Activity:
Reproduce the passage from the post on Maryland city directory records, from "The collection includes" up to and including "or business name.".

Selected excerpt:
.....

Posted on April 12, 2016 in Maryland Research Tips, Tuesday's Tips

The Archives of Maryland Online (AOMOL) currently provides access to over 471,000 historical documents that form the constitutional, legal, legislative, judicial, and administrative basis of Maryland’s government. Online access enables users to research such topics as constitutional records, city directories, land records, military records and many early state records. If you are prompted for a user name and password, in most instances, the user name/password of aaco/aaco# will work, but instructions should be provided as to how to register your own.

Matchett’s Baltimore Director 1827, vol. 491, page 3, Archives of Maryland Online

Matchett’s Baltimore Directory 1827, vol. 491, page 3, Archives of Maryland Online

One of the state records collections that I would like to discuss today is City Directories. This collection contains digital images of the various microfilmed pages of these directories, but it also includes a transcription of each page so this collection is searchable.

The collection includes city directories from Annapolis (1910 and 1924), Baltimore City (1827 – 1856 but not all years) and the first African-American city directories for Baltimore (1913 – 1946).

The page also includes a useful link to Baltimore City directories (1800 – 1850, 1850 – 1890, 1900 – 1950) that are available online through the University of Maryland.  The link provided by AOMOL takes you to the University of Maryland Special Collections and University Archives home page. This link takes you directly to the digital Baltimore City directories.

The city directories at the University of Maryland are digital images only and cannot be searched for specific data, such as surname. You must view them page by page as if you were looking at the original book. One advantage here is that the each of the books are in alphabetical order by surname or business name.

The University of Maryland has many other useful digital collections. Additional sources for Maryland City Directories can be found at Maryland Directories at www.FamilySearch.org.

.....

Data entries
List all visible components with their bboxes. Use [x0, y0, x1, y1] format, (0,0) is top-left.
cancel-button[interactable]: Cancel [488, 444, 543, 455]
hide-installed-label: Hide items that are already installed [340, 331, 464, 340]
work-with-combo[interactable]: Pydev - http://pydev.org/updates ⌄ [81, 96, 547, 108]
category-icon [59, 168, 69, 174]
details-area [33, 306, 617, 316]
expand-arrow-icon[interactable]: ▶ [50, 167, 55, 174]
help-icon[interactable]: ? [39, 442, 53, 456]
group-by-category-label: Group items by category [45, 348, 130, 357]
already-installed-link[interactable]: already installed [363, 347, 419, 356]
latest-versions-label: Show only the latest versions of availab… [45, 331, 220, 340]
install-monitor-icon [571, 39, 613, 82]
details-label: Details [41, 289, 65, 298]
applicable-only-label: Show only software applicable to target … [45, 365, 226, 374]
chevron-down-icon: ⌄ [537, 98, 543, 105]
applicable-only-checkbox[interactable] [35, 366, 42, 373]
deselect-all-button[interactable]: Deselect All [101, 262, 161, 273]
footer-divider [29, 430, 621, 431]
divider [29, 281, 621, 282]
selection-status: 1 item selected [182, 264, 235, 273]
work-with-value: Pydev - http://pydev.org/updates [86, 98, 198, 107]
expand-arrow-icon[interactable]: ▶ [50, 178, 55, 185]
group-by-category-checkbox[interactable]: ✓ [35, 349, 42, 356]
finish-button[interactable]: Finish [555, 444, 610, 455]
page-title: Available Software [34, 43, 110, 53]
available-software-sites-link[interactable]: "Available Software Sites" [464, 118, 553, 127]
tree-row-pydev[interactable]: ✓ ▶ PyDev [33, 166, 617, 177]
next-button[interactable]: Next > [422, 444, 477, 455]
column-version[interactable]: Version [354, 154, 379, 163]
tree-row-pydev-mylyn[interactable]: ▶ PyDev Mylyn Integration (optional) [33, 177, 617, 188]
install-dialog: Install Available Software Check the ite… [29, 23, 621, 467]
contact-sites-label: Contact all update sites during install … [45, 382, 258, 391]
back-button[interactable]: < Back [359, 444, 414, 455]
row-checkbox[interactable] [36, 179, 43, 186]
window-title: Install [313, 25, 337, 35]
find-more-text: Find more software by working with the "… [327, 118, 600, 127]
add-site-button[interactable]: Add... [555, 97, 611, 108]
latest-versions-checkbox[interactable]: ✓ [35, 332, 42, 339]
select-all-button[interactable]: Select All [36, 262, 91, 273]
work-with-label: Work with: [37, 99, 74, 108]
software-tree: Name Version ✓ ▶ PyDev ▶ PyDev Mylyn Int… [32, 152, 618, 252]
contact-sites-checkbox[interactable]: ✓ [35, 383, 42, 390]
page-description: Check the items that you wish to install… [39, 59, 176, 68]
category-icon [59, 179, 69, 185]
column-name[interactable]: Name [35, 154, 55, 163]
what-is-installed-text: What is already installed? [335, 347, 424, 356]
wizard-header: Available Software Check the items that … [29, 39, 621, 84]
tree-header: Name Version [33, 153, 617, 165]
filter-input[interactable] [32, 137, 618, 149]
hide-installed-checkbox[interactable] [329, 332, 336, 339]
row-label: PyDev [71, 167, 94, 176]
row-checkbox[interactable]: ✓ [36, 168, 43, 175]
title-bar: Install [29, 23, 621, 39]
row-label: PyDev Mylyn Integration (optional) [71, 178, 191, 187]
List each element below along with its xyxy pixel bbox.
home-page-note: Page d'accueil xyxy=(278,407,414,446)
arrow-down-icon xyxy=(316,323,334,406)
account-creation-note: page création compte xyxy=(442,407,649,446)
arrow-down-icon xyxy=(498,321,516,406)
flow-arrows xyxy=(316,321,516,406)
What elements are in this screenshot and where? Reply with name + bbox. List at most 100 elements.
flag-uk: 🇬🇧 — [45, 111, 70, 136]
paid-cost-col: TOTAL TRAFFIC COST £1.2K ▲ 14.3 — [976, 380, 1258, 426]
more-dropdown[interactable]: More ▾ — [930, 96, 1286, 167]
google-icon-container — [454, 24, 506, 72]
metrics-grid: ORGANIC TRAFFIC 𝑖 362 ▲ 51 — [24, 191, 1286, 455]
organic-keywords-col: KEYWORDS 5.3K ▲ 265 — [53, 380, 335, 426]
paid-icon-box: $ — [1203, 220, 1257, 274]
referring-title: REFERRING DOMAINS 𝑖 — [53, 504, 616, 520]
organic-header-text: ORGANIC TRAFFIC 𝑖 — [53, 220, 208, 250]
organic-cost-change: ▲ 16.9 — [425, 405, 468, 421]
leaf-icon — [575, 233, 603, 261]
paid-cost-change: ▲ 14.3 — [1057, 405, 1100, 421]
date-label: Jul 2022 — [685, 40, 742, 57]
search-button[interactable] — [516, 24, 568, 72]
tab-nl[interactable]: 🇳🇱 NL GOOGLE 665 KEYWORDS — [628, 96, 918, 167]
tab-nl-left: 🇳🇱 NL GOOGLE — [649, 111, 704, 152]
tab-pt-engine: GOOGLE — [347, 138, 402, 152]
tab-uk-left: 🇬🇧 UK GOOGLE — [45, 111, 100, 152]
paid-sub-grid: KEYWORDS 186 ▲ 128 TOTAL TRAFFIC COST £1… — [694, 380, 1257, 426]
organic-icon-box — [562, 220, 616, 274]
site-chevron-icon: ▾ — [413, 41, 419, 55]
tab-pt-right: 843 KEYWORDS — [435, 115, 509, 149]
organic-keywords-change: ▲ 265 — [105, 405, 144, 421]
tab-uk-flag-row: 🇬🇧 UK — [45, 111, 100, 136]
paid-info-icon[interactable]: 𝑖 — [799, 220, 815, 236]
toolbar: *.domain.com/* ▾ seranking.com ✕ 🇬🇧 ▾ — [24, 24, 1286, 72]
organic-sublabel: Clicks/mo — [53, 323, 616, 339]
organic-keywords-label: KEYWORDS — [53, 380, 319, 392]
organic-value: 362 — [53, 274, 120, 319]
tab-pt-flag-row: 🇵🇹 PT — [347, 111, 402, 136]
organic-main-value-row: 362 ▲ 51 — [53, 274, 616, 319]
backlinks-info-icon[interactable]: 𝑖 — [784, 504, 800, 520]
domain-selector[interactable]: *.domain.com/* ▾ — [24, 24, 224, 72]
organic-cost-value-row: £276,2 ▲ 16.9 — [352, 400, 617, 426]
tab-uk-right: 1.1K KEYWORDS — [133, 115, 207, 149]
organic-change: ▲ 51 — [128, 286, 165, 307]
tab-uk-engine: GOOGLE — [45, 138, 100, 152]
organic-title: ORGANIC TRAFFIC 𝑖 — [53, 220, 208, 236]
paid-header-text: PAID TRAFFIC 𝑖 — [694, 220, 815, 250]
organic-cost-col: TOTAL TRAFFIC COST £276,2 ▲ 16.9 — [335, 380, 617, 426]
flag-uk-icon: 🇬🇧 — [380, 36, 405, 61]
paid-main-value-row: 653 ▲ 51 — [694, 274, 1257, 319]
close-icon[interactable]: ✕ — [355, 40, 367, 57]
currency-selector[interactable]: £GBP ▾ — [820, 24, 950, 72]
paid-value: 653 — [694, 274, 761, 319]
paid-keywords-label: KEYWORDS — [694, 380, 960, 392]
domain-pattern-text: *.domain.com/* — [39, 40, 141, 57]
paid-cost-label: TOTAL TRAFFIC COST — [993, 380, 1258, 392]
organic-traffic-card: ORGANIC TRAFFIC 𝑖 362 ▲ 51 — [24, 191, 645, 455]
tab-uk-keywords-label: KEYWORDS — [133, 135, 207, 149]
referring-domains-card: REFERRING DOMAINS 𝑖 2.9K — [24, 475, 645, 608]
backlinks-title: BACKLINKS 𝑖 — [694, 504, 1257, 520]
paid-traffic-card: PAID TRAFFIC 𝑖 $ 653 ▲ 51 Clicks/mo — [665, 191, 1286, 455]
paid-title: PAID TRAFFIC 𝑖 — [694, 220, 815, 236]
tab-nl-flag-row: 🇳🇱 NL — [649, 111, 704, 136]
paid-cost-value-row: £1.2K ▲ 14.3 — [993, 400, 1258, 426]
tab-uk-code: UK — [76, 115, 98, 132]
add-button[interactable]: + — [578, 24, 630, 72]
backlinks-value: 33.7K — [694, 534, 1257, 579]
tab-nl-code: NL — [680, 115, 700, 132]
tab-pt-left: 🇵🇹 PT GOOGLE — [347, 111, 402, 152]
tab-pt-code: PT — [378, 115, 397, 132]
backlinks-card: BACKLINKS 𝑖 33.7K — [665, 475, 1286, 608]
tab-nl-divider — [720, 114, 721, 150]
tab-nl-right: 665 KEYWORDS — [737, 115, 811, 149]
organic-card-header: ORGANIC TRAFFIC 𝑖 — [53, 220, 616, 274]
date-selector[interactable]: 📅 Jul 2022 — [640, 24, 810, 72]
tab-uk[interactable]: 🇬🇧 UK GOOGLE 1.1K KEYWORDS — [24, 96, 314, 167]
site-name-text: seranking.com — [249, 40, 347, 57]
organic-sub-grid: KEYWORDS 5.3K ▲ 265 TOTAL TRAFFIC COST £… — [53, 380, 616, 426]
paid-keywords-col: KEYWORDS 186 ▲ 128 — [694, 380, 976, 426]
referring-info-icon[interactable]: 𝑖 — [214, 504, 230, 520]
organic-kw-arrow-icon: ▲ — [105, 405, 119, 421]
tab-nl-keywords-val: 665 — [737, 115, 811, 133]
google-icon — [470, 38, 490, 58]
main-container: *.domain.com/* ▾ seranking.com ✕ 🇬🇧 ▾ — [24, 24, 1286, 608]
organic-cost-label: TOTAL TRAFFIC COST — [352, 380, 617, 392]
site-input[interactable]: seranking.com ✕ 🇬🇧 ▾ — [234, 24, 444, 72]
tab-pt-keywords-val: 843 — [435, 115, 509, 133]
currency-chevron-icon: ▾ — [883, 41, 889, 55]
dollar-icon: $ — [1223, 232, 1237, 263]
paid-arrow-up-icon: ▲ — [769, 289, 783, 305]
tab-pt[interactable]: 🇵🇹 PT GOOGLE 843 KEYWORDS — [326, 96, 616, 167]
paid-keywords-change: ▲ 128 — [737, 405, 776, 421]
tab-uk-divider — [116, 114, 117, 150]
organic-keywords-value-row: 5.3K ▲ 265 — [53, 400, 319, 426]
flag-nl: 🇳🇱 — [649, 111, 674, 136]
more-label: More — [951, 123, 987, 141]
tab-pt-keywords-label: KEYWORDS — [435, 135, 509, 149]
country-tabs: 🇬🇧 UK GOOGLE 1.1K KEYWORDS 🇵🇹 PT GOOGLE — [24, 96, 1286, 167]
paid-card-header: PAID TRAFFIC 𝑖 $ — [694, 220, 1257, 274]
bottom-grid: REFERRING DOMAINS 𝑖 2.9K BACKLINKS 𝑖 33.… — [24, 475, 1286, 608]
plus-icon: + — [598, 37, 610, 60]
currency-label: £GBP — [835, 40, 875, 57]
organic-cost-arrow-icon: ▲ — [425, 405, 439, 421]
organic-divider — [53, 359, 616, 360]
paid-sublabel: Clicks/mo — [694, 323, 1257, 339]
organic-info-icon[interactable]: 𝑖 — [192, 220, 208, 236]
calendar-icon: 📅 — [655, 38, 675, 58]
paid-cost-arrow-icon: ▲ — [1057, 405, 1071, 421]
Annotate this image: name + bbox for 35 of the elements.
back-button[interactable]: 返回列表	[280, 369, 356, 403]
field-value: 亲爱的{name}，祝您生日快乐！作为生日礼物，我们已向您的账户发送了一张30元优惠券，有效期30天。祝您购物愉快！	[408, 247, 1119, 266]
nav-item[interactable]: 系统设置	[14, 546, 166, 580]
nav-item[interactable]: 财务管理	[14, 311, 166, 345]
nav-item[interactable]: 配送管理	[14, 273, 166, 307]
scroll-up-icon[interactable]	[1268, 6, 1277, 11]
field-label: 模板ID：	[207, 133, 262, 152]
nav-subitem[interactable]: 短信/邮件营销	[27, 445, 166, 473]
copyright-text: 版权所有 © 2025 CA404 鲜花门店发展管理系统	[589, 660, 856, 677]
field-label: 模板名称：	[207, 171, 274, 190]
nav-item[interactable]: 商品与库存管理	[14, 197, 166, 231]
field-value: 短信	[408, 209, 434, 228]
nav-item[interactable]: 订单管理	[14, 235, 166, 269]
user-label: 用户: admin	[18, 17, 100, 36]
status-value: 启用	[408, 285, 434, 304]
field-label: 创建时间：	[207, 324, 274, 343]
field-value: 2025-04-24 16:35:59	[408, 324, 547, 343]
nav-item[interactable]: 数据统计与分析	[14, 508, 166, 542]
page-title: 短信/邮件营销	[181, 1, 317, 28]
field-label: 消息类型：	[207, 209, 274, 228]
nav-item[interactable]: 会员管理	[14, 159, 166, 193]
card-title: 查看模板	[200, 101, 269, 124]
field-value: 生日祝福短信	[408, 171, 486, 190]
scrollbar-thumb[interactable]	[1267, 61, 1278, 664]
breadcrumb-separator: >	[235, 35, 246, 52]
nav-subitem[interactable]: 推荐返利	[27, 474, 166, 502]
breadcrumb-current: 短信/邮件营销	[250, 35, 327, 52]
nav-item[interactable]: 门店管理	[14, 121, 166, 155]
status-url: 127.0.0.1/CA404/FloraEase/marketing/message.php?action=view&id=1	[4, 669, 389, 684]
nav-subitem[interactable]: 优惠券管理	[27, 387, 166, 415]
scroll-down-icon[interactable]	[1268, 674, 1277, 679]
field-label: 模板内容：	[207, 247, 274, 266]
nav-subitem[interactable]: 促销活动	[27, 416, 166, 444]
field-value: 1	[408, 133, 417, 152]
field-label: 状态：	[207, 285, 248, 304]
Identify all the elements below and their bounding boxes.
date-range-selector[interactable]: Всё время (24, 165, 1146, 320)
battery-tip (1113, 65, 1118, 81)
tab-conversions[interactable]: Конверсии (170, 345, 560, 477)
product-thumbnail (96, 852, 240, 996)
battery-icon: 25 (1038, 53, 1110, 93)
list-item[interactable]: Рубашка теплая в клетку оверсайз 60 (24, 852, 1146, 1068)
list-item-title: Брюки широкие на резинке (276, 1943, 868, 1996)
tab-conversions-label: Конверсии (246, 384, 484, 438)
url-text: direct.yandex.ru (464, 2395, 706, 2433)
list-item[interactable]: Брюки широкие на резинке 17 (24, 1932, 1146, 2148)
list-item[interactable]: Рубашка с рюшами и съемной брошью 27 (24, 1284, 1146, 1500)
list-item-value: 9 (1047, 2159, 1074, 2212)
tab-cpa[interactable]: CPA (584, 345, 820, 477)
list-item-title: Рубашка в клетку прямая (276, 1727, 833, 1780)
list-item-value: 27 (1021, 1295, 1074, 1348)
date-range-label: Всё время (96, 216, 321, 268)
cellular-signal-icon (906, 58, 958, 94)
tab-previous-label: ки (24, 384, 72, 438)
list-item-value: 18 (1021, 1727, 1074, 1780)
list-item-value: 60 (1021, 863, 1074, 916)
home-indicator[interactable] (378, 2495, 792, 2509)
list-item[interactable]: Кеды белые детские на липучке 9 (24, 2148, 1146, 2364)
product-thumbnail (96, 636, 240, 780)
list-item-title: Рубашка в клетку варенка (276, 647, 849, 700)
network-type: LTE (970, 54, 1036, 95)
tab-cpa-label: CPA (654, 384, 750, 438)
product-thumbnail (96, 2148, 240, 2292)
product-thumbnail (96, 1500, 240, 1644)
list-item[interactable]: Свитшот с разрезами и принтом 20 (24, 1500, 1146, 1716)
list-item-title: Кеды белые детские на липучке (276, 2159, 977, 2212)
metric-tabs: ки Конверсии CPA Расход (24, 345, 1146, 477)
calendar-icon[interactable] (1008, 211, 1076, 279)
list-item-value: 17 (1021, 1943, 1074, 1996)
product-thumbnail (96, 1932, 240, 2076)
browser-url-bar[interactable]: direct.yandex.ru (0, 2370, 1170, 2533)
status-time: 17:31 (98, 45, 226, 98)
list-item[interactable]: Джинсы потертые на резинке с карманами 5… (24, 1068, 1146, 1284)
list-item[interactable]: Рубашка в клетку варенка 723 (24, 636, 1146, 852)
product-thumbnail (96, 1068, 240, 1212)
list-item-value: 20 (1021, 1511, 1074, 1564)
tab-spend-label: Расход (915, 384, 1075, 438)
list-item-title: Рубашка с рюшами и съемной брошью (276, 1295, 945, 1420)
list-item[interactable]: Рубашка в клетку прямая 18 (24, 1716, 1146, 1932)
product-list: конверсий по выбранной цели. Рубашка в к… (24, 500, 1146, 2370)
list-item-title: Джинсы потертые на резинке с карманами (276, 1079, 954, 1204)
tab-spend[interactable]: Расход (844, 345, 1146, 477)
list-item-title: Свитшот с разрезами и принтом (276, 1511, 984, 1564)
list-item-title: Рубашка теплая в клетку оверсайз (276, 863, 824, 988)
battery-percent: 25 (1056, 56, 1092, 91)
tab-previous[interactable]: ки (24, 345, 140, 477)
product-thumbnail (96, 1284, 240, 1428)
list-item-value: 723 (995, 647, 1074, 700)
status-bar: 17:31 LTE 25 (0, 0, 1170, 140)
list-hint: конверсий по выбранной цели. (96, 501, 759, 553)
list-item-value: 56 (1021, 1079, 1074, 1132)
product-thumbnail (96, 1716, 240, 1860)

.....

Answer area:
The collection includes city directories from Annapolis (1910 and 1924), Baltimore City (1827 – 1856 but not all years) and the first African-American city directories for Baltimore (1913 – 1946).

The page also includes a useful link to Baltimore City directories (1800 – 1850, 1850 – 1890, 1900 – 1950) that are available online through the University of Maryland.  The link provided by AOMOL takes you to the University of Maryland Special Collections and University Archives home page. This link takes you directly to the digital Baltimore City directories.

The city directories at the University of Maryland are digital images only and cannot be searched for specific data, such as surname. You must view them page by page as if you were looking at the original book. One advantage here is that the each of the books are in alphabetical order by surname or business name.